Records from a collection:
··········

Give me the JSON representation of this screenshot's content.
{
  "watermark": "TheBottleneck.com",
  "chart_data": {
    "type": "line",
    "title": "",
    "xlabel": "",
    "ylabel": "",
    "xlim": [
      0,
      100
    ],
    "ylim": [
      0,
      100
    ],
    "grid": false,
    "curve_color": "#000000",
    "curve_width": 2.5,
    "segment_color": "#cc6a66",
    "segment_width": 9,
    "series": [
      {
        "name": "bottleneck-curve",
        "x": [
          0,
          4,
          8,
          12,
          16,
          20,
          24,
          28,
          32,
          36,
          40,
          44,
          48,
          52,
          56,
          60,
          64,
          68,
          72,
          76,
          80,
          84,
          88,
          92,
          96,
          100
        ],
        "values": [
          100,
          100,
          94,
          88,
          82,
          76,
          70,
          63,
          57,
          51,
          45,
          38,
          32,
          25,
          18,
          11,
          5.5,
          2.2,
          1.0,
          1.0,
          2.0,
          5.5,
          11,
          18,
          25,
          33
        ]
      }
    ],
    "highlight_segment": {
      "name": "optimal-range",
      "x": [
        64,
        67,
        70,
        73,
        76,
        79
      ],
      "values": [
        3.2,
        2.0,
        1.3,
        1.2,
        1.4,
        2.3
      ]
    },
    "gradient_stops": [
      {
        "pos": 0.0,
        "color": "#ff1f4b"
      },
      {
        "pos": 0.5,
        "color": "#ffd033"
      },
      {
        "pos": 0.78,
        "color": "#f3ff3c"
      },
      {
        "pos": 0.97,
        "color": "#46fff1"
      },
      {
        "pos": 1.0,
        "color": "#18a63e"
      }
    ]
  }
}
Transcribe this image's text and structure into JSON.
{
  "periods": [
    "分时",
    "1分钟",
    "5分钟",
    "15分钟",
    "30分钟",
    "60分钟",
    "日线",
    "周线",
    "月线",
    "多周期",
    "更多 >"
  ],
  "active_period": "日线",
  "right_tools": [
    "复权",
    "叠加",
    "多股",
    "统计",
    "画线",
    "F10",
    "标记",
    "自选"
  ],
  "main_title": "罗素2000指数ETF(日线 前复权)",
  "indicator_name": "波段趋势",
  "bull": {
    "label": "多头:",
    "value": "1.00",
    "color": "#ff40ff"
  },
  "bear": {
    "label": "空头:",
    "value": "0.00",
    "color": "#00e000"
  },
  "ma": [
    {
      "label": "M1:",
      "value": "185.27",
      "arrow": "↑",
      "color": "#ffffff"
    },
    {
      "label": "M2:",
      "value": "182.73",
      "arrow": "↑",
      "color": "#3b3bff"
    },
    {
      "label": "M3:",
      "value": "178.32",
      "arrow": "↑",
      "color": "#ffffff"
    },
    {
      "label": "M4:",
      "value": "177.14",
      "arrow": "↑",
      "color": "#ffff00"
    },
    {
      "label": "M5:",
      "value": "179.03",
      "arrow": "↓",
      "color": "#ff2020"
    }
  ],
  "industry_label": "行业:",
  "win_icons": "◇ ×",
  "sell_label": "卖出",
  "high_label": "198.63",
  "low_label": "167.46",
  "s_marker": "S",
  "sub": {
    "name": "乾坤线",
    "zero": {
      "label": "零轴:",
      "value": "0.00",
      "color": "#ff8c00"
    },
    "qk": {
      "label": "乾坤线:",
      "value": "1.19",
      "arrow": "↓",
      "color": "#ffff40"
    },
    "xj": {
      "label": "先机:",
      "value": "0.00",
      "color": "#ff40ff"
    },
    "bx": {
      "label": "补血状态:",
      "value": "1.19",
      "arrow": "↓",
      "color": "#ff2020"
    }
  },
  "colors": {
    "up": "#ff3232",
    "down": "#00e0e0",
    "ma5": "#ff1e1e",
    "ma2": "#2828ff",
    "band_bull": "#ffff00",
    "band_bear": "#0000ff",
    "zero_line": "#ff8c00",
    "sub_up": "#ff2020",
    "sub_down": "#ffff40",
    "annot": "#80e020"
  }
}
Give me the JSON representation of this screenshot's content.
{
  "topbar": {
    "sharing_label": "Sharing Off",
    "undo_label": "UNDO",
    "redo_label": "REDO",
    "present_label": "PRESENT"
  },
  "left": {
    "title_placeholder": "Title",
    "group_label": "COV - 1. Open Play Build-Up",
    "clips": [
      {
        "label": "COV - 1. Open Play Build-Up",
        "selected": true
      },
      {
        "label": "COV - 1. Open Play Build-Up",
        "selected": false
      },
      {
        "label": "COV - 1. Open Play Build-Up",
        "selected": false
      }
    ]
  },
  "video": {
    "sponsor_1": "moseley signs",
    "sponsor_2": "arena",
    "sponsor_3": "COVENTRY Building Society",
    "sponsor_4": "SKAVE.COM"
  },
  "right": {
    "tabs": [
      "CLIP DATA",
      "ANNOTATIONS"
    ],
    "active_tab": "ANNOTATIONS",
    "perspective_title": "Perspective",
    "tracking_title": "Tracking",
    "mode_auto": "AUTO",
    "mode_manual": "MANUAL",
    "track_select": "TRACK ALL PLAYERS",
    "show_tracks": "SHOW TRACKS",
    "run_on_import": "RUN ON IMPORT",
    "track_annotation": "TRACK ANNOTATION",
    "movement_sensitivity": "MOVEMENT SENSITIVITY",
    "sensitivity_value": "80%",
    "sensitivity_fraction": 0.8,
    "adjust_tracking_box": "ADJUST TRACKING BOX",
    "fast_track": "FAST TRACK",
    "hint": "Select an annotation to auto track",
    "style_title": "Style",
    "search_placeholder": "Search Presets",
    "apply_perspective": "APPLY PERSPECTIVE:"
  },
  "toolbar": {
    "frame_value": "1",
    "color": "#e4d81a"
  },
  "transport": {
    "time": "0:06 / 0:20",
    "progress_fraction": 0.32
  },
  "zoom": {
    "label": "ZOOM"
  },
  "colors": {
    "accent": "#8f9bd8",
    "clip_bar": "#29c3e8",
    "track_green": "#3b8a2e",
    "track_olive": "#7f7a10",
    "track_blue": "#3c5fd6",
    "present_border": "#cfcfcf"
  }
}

··········

(Set task):
Give the material above again, word for word.

(Output below):
Give me the JSON representation of this screenshot's content.
{
  "watermark": "TheBottleneck.com",
  "chart_data": {
    "type": "line",
    "title": "",
    "xlabel": "",
    "ylabel": "",
    "xlim": [
      0,
      100
    ],
    "ylim": [
      0,
      100
    ],
    "grid": false,
    "curve_color": "#000000",
    "curve_width": 2.5,
    "segment_color": "#cc6a66",
    "segment_width": 9,
    "series": [
      {
        "name": "bottleneck-curve",
        "x": [
          0,
          4,
          8,
          12,
          16,
          20,
          24,
          28,
          32,
          36,
          40,
          44,
          48,
          52,
          56,
          60,
          64,
          68,
          72,
          76,
          80,
          84,
          88,
          92,
          96,
          100
        ],
        "values": [
          100,
          100,
          94,
          88,
          82,
          76,
          70,
          63,
          57,
          51,
          45,
          38,
          32,
          25,
          18,
          11,
          5.5,
          2.2,
          1.0,
          1.0,
          2.0,
          5.5,
          11,
          18,
          25,
          33
        ]
      }
    ],
    "highlight_segment": {
      "name": "optimal-range",
      "x": [
        64,
        67,
        70,
        73,
        76,
        79
      ],
      "values": [
        3.2,
        2.0,
        1.3,
        1.2,
        1.4,
        2.3
      ]
    },
    "gradient_stops": [
      {
        "pos": 0.0,
        "color": "#ff1f4b"
      },
      {
        "pos": 0.5,
        "color": "#ffd033"
      },
      {
        "pos": 0.78,
        "color": "#f3ff3c"
      },
      {
        "pos": 0.97,
        "color": "#46fff1"
      },
      {
        "pos": 1.0,
        "color": "#18a63e"
      }
    ]
  }
}
Transcribe this image's text and structure into JSON.
{
  "periods": [
    "分时",
    "1分钟",
    "5分钟",
    "15分钟",
    "30分钟",
    "60分钟",
    "日线",
    "周线",
    "月线",
    "多周期",
    "更多 >"
  ],
  "active_period": "日线",
  "right_tools": [
    "复权",
    "叠加",
    "多股",
    "统计",
    "画线",
    "F10",
    "标记",
    "自选"
  ],
  "main_title": "罗素2000指数ETF(日线 前复权)",
  "indicator_name": "波段趋势",
  "bull": {
    "label": "多头:",
    "value": "1.00",
    "color": "#ff40ff"
  },
  "bear": {
    "label": "空头:",
    "value": "0.00",
    "color": "#00e000"
  },
  "ma": [
    {
      "label": "M1:",
      "value": "185.27",
      "arrow": "↑",
      "color": "#ffffff"
    },
    {
      "label": "M2:",
      "value": "182.73",
      "arrow": "↑",
      "color": "#3b3bff"
    },
    {
      "label": "M3:",
      "value": "178.32",
      "arrow": "↑",
      "color": "#ffffff"
    },
    {
      "label": "M4:",
      "value": "177.14",
      "arrow": "↑",
      "color": "#ffff00"
    },
    {
      "label": "M5:",
      "value": "179.03",
      "arrow": "↓",
      "color": "#ff2020"
    }
  ],
  "industry_label": "行业:",
  "win_icons": "◇ ×",
  "sell_label": "卖出",
  "high_label": "198.63",
  "low_label": "167.46",
  "s_marker": "S",
  "sub": {
    "name": "乾坤线",
    "zero": {
      "label": "零轴:",
      "value": "0.00",
      "color": "#ff8c00"
    },
    "qk": {
      "label": "乾坤线:",
      "value": "1.19",
      "arrow": "↓",
      "color": "#ffff40"
    },
    "xj": {
      "label": "先机:",
      "value": "0.00",
      "color": "#ff40ff"
    },
    "bx": {
      "label": "补血状态:",
      "value": "1.19",
      "arrow": "↓",
      "color": "#ff2020"
    }
  },
  "colors": {
    "up": "#ff3232",
    "down": "#00e0e0",
    "ma5": "#ff1e1e",
    "ma2": "#2828ff",
    "band_bull": "#ffff00",
    "band_bear": "#0000ff",
    "zero_line": "#ff8c00",
    "sub_up": "#ff2020",
    "sub_down": "#ffff40",
    "annot": "#80e020"
  }
}
Give me the JSON representation of this screenshot's content.
{
  "topbar": {
    "sharing_label": "Sharing Off",
    "undo_label": "UNDO",
    "redo_label": "REDO",
    "present_label": "PRESENT"
  },
  "left": {
    "title_placeholder": "Title",
    "group_label": "COV - 1. Open Play Build-Up",
    "clips": [
      {
        "label": "COV - 1. Open Play Build-Up",
        "selected": true
      },
      {
        "label": "COV - 1. Open Play Build-Up",
        "selected": false
      },
      {
        "label": "COV - 1. Open Play Build-Up",
        "selected": false
      }
    ]
  },
  "video": {
    "sponsor_1": "moseley signs",
    "sponsor_2": "arena",
    "sponsor_3": "COVENTRY Building Society",
    "sponsor_4": "SKAVE.COM"
  },
  "right": {
    "tabs": [
      "CLIP DATA",
      "ANNOTATIONS"
    ],
    "active_tab": "ANNOTATIONS",
    "perspective_title": "Perspective",
    "tracking_title": "Tracking",
    "mode_auto": "AUTO",
    "mode_manual": "MANUAL",
    "track_select": "TRACK ALL PLAYERS",
    "show_tracks": "SHOW TRACKS",
    "run_on_import": "RUN ON IMPORT",
    "track_annotation": "TRACK ANNOTATION",
    "movement_sensitivity": "MOVEMENT SENSITIVITY",
    "sensitivity_value": "80%",
    "sensitivity_fraction": 0.8,
    "adjust_tracking_box": "ADJUST TRACKING BOX",
    "fast_track": "FAST TRACK",
    "hint": "Select an annotation to auto track",
    "style_title": "Style",
    "search_placeholder": "Search Presets",
    "apply_perspective": "APPLY PERSPECTIVE:"
  },
  "toolbar": {
    "frame_value": "1",
    "color": "#e4d81a"
  },
  "transport": {
    "time": "0:06 / 0:20",
    "progress_fraction": 0.32
  },
  "zoom": {
    "label": "ZOOM"
  },
  "colors": {
    "accent": "#8f9bd8",
    "clip_bar": "#29c3e8",
    "track_green": "#3b8a2e",
    "track_olive": "#7f7a10",
    "track_blue": "#3c5fd6",
    "present_border": "#cfcfcf"
  }
}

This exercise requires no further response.